■ **PROBLEM TO SOLVE**
From the entries below, copy out every line with "percentage" in it.

■ **SOURCE MATERIAL**
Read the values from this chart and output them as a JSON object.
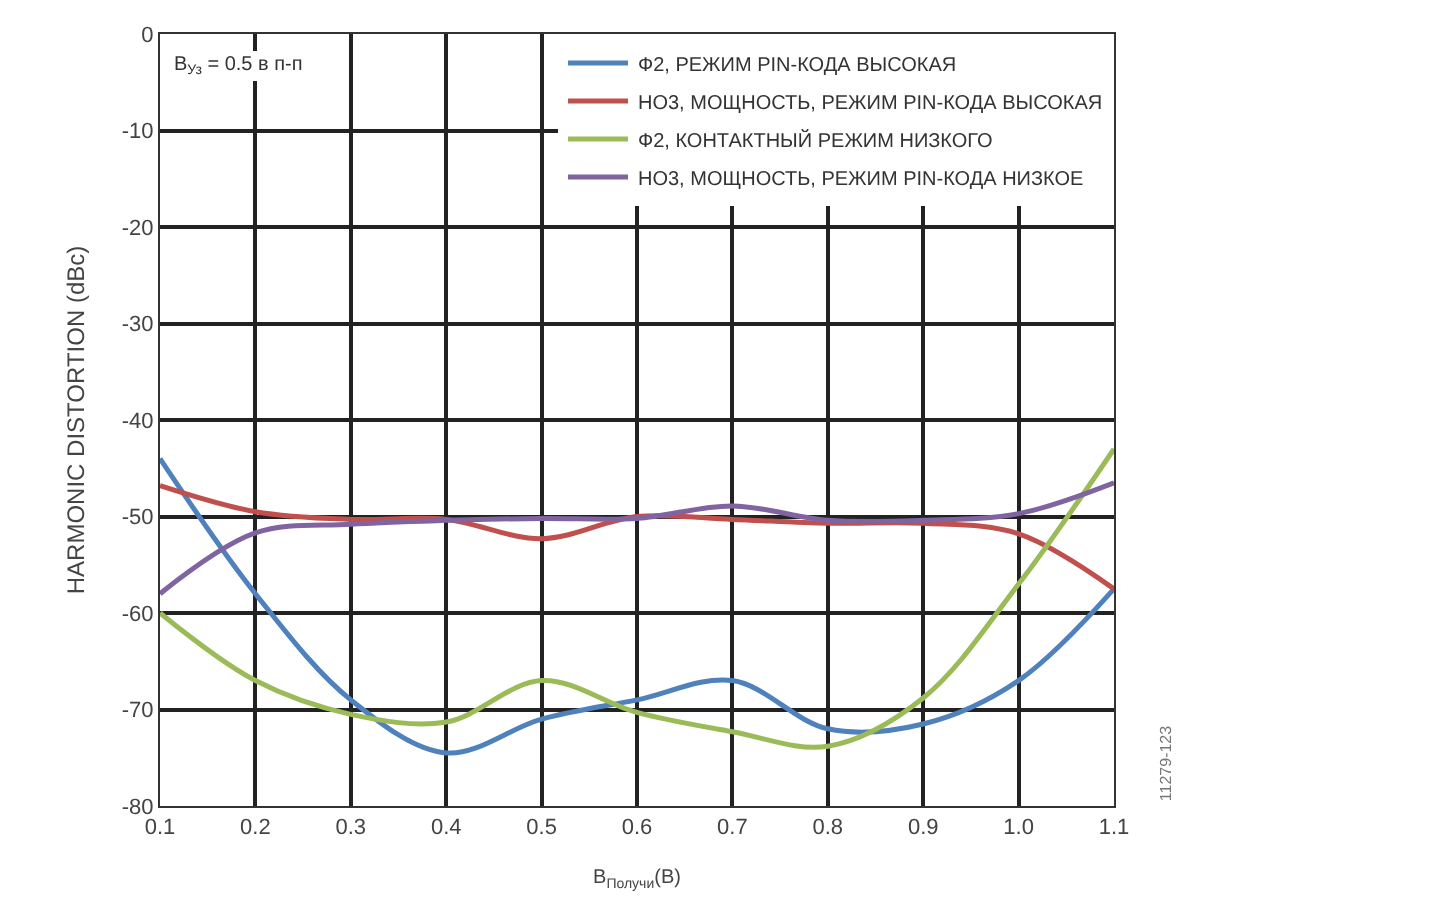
{
  "chart_data": {
    "type": "line",
    "xlabel": "В$_{Получи}$(В)",
    "ylabel": "HARMONIC DISTORTION (dBc)",
    "annotations": [
      "В$_{Уз}$ = 0.5 в п-п",
      "11279-123"
    ],
    "x": [
      0.1,
      0.2,
      0.3,
      0.4,
      0.5,
      0.6,
      0.7,
      0.8,
      0.9,
      1.0,
      1.1
    ],
    "series": [
      {
        "name": "Ф2, РЕЖИМ PIN-КОДА ВЫСОКАЯ",
        "color": "#4f81bd",
        "values": [
          -44,
          -58,
          -69,
          -74.5,
          -71,
          -69,
          -67,
          -72,
          -71.5,
          -67,
          -57.5
        ]
      },
      {
        "name": "НО3, МОЩНОСТЬ, РЕЖИМ PIN-КОДА ВЫСОКАЯ",
        "color": "#c0504d",
        "values": [
          -46.8,
          -49.5,
          -50.3,
          -50.3,
          -52.3,
          -50,
          -50.3,
          -50.7,
          -50.7,
          -51.8,
          -57.5
        ]
      },
      {
        "name": "Ф2, КОНТАКТНЫЙ РЕЖИМ НИЗКОГО",
        "color": "#9bbb59",
        "values": [
          -60,
          -67,
          -70.5,
          -71.3,
          -67,
          -70.3,
          -72.3,
          -73.8,
          -68.8,
          -57,
          -43
        ]
      },
      {
        "name": "НО3, МОЩНОСТЬ, РЕЖИМ PIN-КОДА НИЗКОЕ",
        "color": "#8064a2",
        "values": [
          -58,
          -51.7,
          -50.8,
          -50.4,
          -50.2,
          -50.2,
          -48.9,
          -50.4,
          -50.4,
          -49.7,
          -46.5
        ]
      }
    ],
    "xlim": [
      0.1,
      1.1
    ],
    "xticks": [
      0.1,
      0.2,
      0.3,
      0.4,
      0.5,
      0.6,
      0.7,
      0.8,
      0.9,
      {
        "value": 1.0,
        "label": "1.0"
      },
      1.1
    ],
    "ylim": [
      -80,
      0
    ],
    "yticks": [
      -80,
      -70,
      -60,
      -50,
      -40,
      -30,
      -20,
      -10,
      0
    ],
    "grid": true,
    "legend": "top right",
    "marker": "none",
    "line_style": "solid"
  }
}
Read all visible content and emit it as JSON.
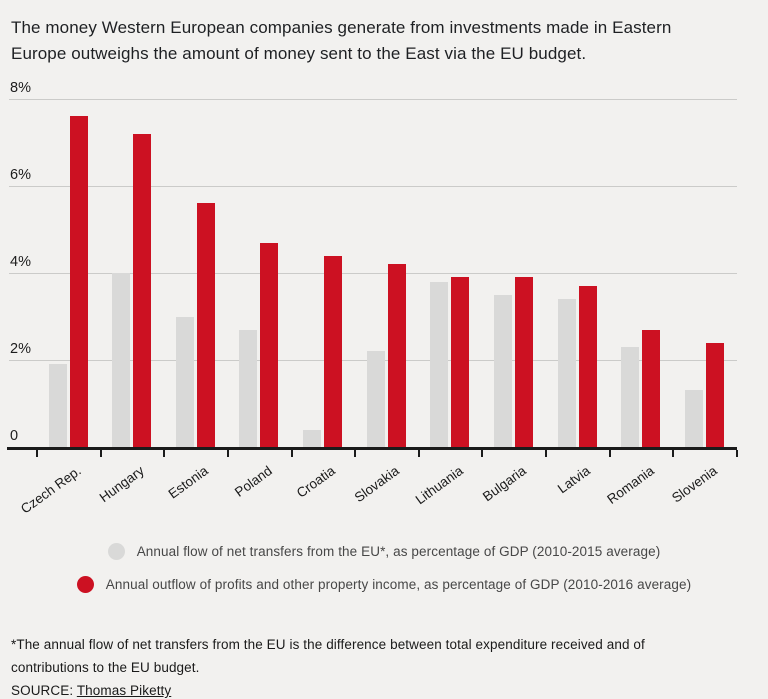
{
  "page": {
    "background": "#f2f1ef"
  },
  "header": {
    "title": "The money Western European companies generate from investments made in Eastern Europe outweighs the amount of money sent to the East via the EU budget."
  },
  "chart_data": {
    "type": "bar",
    "title": "",
    "categories": [
      "Czech Rep.",
      "Hungary",
      "Estonia",
      "Poland",
      "Croatia",
      "Slovakia",
      "Lithuania",
      "Bulgaria",
      "Latvia",
      "Romania",
      "Slovenia"
    ],
    "series": [
      {
        "name": "Annual flow of net transfers from the EU*, as percentage of GDP (2010-2015 average)",
        "color": "#d9d9d8",
        "values": [
          1.9,
          4.0,
          3.0,
          2.7,
          0.4,
          2.2,
          3.8,
          3.5,
          3.4,
          2.3,
          1.3
        ]
      },
      {
        "name": "Annual outflow of profits and other property income, as percentage of GDP (2010-2016 average)",
        "color": "#cc1122",
        "values": [
          7.6,
          7.2,
          5.6,
          4.7,
          4.4,
          4.2,
          3.9,
          3.9,
          3.7,
          2.7,
          2.4
        ]
      }
    ],
    "xlabel": "",
    "ylabel": "",
    "ylim": [
      0,
      8
    ],
    "yticks": [
      {
        "v": 0,
        "label": "0"
      },
      {
        "v": 2,
        "label": "2%"
      },
      {
        "v": 4,
        "label": "4%"
      },
      {
        "v": 6,
        "label": "6%"
      },
      {
        "v": 8,
        "label": "8%"
      }
    ],
    "grid": true,
    "legend_position": "bottom"
  },
  "footer": {
    "footnote": "*The annual flow of net transfers from the EU is the difference between total expenditure received and of contributions to the EU budget.",
    "source_label": "SOURCE:",
    "source_link": "Thomas Piketty"
  }
}
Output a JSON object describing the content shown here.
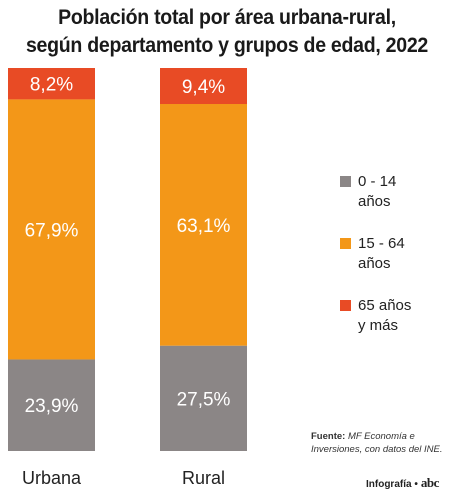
{
  "chart_data": {
    "type": "stacked-bar",
    "title_lines": [
      "Población total por área urbana-rural,",
      "según departamento y grupos de edad, 2022"
    ],
    "categories": [
      "Urbana",
      "Rural"
    ],
    "series": [
      {
        "name": "0 - 14 años",
        "legend_lines": [
          "0 - 14",
          "años"
        ],
        "color": "#8b8686",
        "values": [
          23.9,
          27.5
        ],
        "labels": [
          "23,9%",
          "27,5%"
        ]
      },
      {
        "name": "15 - 64 años",
        "legend_lines": [
          "15 - 64",
          "años"
        ],
        "color": "#f39718",
        "values": [
          67.9,
          63.1
        ],
        "labels": [
          "67,9%",
          "63,1%"
        ]
      },
      {
        "name": "65 años y más",
        "legend_lines": [
          "65 años",
          "y más"
        ],
        "color": "#e84b25",
        "values": [
          8.2,
          9.4
        ],
        "labels": [
          "8,2%",
          "9,4%"
        ]
      }
    ],
    "ylim": [
      0,
      100
    ],
    "legend_position": "right"
  },
  "source": {
    "label": "Fuente:",
    "lines": [
      "MF Economía e",
      "Inversiones, con datos del INE."
    ]
  },
  "credit": {
    "text": "Infografía •",
    "logo": "abc"
  }
}
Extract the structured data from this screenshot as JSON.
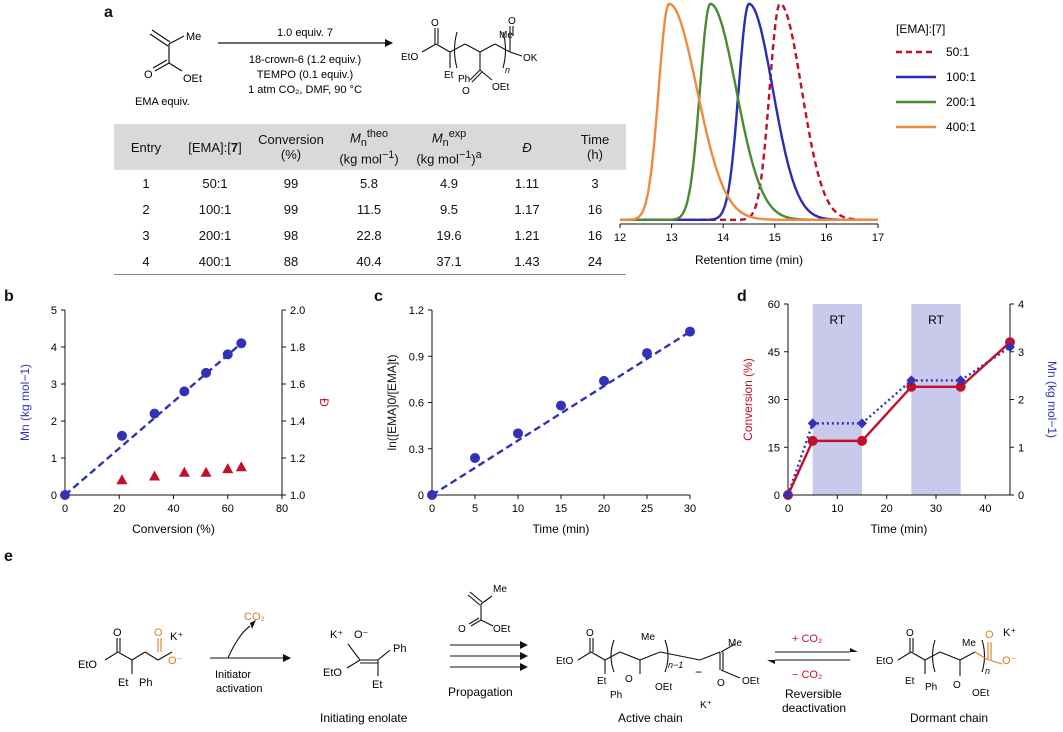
{
  "panel_labels": {
    "a": "a",
    "b": "b",
    "c": "c",
    "d": "d",
    "e": "e"
  },
  "scheme_a": {
    "reactant_label": "EMA equiv.",
    "me": "Me",
    "oet": "OEt",
    "o": "O",
    "condition_top": "1.0 equiv. 7",
    "conditions": [
      "18-crown-6 (1.2 equiv.)",
      "TEMPO (0.1 equiv.)",
      "1 atm CO₂, DMF, 90 °C"
    ],
    "product_labels": {
      "eto": "EtO",
      "ok": "OK",
      "et": "Et",
      "ph": "Ph",
      "n": "n",
      "oet": "OEt",
      "me": "Me"
    }
  },
  "table": {
    "headers": [
      "Entry",
      "[EMA]:[7]",
      "Conversion (%)",
      "Mn theo (kg mol−1)",
      "Mn exp (kg mol−1)a",
      "Đ",
      "Time (h)"
    ],
    "rows": [
      [
        "1",
        "50:1",
        "99",
        "5.8",
        "4.9",
        "1.11",
        "3"
      ],
      [
        "2",
        "100:1",
        "99",
        "11.5",
        "9.5",
        "1.17",
        "16"
      ],
      [
        "3",
        "200:1",
        "98",
        "22.8",
        "19.6",
        "1.21",
        "16"
      ],
      [
        "4",
        "400:1",
        "88",
        "40.4",
        "37.1",
        "1.43",
        "24"
      ]
    ]
  },
  "chart_data": [
    {
      "type": "line",
      "title": "",
      "xlabel": "Retention time (min)",
      "xlim": [
        12,
        17
      ],
      "xticks": [
        12,
        13,
        14,
        15,
        16,
        17
      ],
      "legend_title": "[EMA]:[7]",
      "legend_position": "right",
      "series": [
        {
          "name": "50:1",
          "peak": 15.1,
          "color": "#c0102a",
          "style": "dashed"
        },
        {
          "name": "100:1",
          "peak": 14.5,
          "color": "#2b2bb5",
          "style": "solid"
        },
        {
          "name": "200:1",
          "peak": 13.75,
          "color": "#4a8a35",
          "style": "solid"
        },
        {
          "name": "400:1",
          "peak": 12.95,
          "color": "#f08a3c",
          "style": "solid"
        }
      ]
    },
    {
      "type": "scatter",
      "xlabel": "Conversion (%)",
      "ylabel": "Mn (kg mol−1)",
      "ylabel_right": "Đ",
      "xlim": [
        0,
        80
      ],
      "ylim": [
        0,
        5
      ],
      "ylim_right": [
        1.0,
        2.0
      ],
      "xticks": [
        0,
        20,
        40,
        60,
        80
      ],
      "yticks": [
        0,
        1,
        2,
        3,
        4,
        5
      ],
      "yticks_right": [
        "1.0",
        "1.2",
        "1.4",
        "1.6",
        "1.8",
        "2.0"
      ],
      "series": [
        {
          "name": "Mn",
          "x": [
            0,
            21,
            33,
            44,
            52,
            60,
            65
          ],
          "y": [
            0,
            1.6,
            2.2,
            2.8,
            3.3,
            3.8,
            4.1
          ],
          "color": "#3232b8"
        },
        {
          "name": "Đ",
          "x": [
            21,
            33,
            44,
            52,
            60,
            65
          ],
          "y": [
            1.08,
            1.1,
            1.12,
            1.12,
            1.14,
            1.15
          ],
          "color": "#c0102a"
        }
      ]
    },
    {
      "type": "scatter",
      "xlabel": "Time (min)",
      "ylabel": "ln([EMA]0/[EMA]t)",
      "xlim": [
        0,
        30
      ],
      "ylim": [
        0,
        1.2
      ],
      "xticks": [
        0,
        5,
        10,
        15,
        20,
        25,
        30
      ],
      "yticks": [
        "0",
        "0.3",
        "0.6",
        "0.9",
        "1.2"
      ],
      "series": [
        {
          "name": "ln",
          "x": [
            0,
            5,
            10,
            15,
            20,
            25,
            30
          ],
          "y": [
            0,
            0.24,
            0.4,
            0.58,
            0.74,
            0.92,
            1.06
          ],
          "color": "#3232b8"
        }
      ]
    },
    {
      "type": "line",
      "xlabel": "Time (min)",
      "ylabel": "Conversion (%)",
      "ylabel_right": "Mn (kg mol−1)",
      "xlim": [
        0,
        45
      ],
      "ylim": [
        0,
        60
      ],
      "ylim_right": [
        0,
        4
      ],
      "xticks": [
        0,
        10,
        20,
        30,
        40
      ],
      "yticks": [
        0,
        15,
        30,
        45,
        60
      ],
      "yticks_right": [
        0,
        1,
        2,
        3,
        4
      ],
      "shaded_regions": [
        {
          "label": "RT",
          "from": 5,
          "to": 15
        },
        {
          "label": "RT",
          "from": 25,
          "to": 35
        }
      ],
      "series": [
        {
          "name": "Conversion",
          "x": [
            0,
            5,
            15,
            25,
            35,
            45
          ],
          "y": [
            0,
            17,
            17,
            34,
            34,
            48
          ],
          "color": "#c0102a"
        },
        {
          "name": "Mn",
          "x": [
            0,
            5,
            15,
            25,
            35,
            45
          ],
          "y": [
            0,
            1.5,
            1.5,
            2.4,
            2.4,
            3.1
          ],
          "color": "#3232b8"
        }
      ]
    }
  ],
  "scheme_e": {
    "co2": "CO₂",
    "k": "K",
    "init_text": [
      "Initiator",
      "activation"
    ],
    "propagation": "Propagation",
    "plus_co2": "+ CO₂",
    "minus_co2": "− CO₂",
    "reversible": [
      "Reversible",
      "deactivation"
    ],
    "captions": [
      "Initiating enolate",
      "Active chain",
      "Dormant chain"
    ],
    "labels": {
      "eto": "EtO",
      "et": "Et",
      "ph": "Ph",
      "o": "O",
      "me": "Me",
      "oet": "OEt",
      "n1": "n−1",
      "n": "n"
    }
  }
}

■ **TASK ANSWER**
        "name": "Annual flow of net transfers from the EU*, as percentage of GDP (2010-2015 average)",
        "name": "Annual outflow of profits and other property income, as percentage of GDP (2010-2016 average)",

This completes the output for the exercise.